JOB – Transcribe every line, keeping it exact.

======== MATERIALS PROVIDED

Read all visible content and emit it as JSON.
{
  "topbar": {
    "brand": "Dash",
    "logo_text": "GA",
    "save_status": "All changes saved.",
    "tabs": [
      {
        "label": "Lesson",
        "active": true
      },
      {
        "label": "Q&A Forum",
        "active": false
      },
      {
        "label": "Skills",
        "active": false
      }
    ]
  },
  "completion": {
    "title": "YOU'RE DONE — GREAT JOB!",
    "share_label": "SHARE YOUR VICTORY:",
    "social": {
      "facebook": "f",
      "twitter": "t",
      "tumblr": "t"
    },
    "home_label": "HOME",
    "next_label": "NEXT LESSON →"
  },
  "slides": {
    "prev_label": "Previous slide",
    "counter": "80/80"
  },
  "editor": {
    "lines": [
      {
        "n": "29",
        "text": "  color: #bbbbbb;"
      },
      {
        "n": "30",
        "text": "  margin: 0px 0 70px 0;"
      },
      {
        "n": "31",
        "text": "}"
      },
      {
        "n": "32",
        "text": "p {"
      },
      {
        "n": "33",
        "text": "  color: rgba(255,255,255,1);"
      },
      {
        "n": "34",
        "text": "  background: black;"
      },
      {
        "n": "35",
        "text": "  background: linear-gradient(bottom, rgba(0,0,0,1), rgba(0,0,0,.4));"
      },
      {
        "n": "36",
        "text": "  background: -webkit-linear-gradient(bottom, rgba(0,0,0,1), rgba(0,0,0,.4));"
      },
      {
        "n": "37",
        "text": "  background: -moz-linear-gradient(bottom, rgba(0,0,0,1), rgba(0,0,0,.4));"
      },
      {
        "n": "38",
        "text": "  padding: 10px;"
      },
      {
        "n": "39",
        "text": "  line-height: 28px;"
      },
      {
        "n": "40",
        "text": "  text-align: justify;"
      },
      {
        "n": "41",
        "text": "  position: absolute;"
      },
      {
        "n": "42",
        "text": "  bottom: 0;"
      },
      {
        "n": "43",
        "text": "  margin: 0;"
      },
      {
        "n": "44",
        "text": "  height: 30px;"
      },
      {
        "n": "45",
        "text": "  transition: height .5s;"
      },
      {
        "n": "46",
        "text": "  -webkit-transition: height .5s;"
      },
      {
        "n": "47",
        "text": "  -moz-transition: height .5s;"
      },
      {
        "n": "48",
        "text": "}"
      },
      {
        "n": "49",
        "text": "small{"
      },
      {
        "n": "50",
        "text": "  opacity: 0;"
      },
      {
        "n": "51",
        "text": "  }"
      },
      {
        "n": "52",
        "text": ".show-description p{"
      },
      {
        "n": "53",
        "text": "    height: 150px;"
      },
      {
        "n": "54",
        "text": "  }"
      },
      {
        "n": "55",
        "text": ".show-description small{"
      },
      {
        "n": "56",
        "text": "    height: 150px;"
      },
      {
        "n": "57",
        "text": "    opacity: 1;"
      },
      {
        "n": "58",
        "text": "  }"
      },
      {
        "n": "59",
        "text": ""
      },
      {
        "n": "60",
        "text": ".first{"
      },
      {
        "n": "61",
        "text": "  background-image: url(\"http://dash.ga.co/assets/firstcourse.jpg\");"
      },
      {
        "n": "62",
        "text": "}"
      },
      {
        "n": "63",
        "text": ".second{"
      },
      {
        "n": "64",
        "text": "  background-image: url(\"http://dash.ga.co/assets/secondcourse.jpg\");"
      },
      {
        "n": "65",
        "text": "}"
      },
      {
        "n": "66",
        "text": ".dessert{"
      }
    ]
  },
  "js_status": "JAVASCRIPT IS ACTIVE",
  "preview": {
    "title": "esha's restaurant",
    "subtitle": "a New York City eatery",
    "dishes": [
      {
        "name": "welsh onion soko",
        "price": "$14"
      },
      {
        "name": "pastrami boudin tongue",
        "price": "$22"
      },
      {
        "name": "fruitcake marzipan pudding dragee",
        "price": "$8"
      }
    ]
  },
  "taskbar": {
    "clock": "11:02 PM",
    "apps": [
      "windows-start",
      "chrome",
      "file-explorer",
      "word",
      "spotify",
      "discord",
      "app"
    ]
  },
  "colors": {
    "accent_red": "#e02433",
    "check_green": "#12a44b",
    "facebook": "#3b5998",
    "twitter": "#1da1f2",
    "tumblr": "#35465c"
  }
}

================

EXERCISE RESULT –
Read all visible content and emit it as JSON.
{
  "topbar": {
    "brand": "Dash",
    "logo_text": "GA",
    "save_status": "All changes saved.",
    "tabs": [
      {
        "label": "Lesson",
        "active": true
      },
      {
        "label": "Q&A Forum",
        "active": false
      },
      {
        "label": "Skills",
        "active": false
      }
    ]
  },
  "completion": {
    "title": "YOU'RE DONE — GREAT JOB!",
    "share_label": "SHARE YOUR VICTORY:",
    "social": {
      "facebook": "f",
      "twitter": "t",
      "tumblr": "t"
    },
    "home_label": "HOME",
    "next_label": "NEXT LESSON →"
  },
  "slides": {
    "prev_label": "Previous slide",
    "counter": "80/80"
  },
  "editor": {
    "lines": [
      {
        "n": "29",
        "text": "  color: #bbbbbb;"
      },
      {
        "n": "30",
        "text": "  margin: 0px 0 70px 0;"
      },
      {
        "n": "31",
        "text": "}"
      },
      {
        "n": "32",
        "text": "p {"
      },
      {
        "n": "33",
        "text": "  color: rgba(255,255,255,1);"
      },
      {
        "n": "34",
        "text": "  background: black;"
      },
      {
        "n": "35",
        "text": "  background: linear-gradient(bottom, rgba(0,0,0,1), rgba(0,0,0,.4));"
      },
      {
        "n": "36",
        "text": "  background: -webkit-linear-gradient(bottom, rgba(0,0,0,1), rgba(0,0,0,.4));"
      },
      {
        "n": "37",
        "text": "  background: -moz-linear-gradient(bottom, rgba(0,0,0,1), rgba(0,0,0,.4));"
      },
      {
        "n": "38",
        "text": "  padding: 10px;"
      },
      {
        "n": "39",
        "text": "  line-height: 28px;"
      },
      {
        "n": "40",
        "text": "  text-align: justify;"
      },
      {
        "n": "41",
        "text": "  position: absolute;"
      },
      {
        "n": "42",
        "text": "  bottom: 0;"
      },
      {
        "n": "43",
        "text": "  margin: 0;"
      },
      {
        "n": "44",
        "text": "  height: 30px;"
      },
      {
        "n": "45",
        "text": "  transition: height .5s;"
      },
      {
        "n": "46",
        "text": "  -webkit-transition: height .5s;"
      },
      {
        "n": "47",
        "text": "  -moz-transition: height .5s;"
      },
      {
        "n": "48",
        "text": "}"
      },
      {
        "n": "49",
        "text": "small{"
      },
      {
        "n": "50",
        "text": "  opacity: 0;"
      },
      {
        "n": "51",
        "text": "  }"
      },
      {
        "n": "52",
        "text": ".show-description p{"
      },
      {
        "n": "53",
        "text": "    height: 150px;"
      },
      {
        "n": "54",
        "text": "  }"
      },
      {
        "n": "55",
        "text": ".show-description small{"
      },
      {
        "n": "56",
        "text": "    height: 150px;"
      },
      {
        "n": "57",
        "text": "    opacity: 1;"
      },
      {
        "n": "58",
        "text": "  }"
      },
      {
        "n": "59",
        "text": ""
      },
      {
        "n": "60",
        "text": ".first{"
      },
      {
        "n": "61",
        "text": "  background-image: url(\"http://dash.ga.co/assets/firstcourse.jpg\");"
      },
      {
        "n": "62",
        "text": "}"
      },
      {
        "n": "63",
        "text": ".second{"
      },
      {
        "n": "64",
        "text": "  background-image: url(\"http://dash.ga.co/assets/secondcourse.jpg\");"
      },
      {
        "n": "65",
        "text": "}"
      },
      {
        "n": "66",
        "text": ".dessert{"
      }
    ]
  },
  "js_status": "JAVASCRIPT IS ACTIVE",
  "preview": {
    "title": "esha's restaurant",
    "subtitle": "a New York City eatery",
    "dishes": [
      {
        "name": "welsh onion soko",
        "price": "$14"
      },
      {
        "name": "pastrami boudin tongue",
        "price": "$22"
      },
      {
        "name": "fruitcake marzipan pudding dragee",
        "price": "$8"
      }
    ]
  },
  "taskbar": {
    "clock": "11:02 PM",
    "apps": [
      "windows-start",
      "chrome",
      "file-explorer",
      "word",
      "spotify",
      "discord",
      "app"
    ]
  },
  "colors": {
    "accent_red": "#e02433",
    "check_green": "#12a44b",
    "facebook": "#3b5998",
    "twitter": "#1da1f2",
    "tumblr": "#35465c"
  }
}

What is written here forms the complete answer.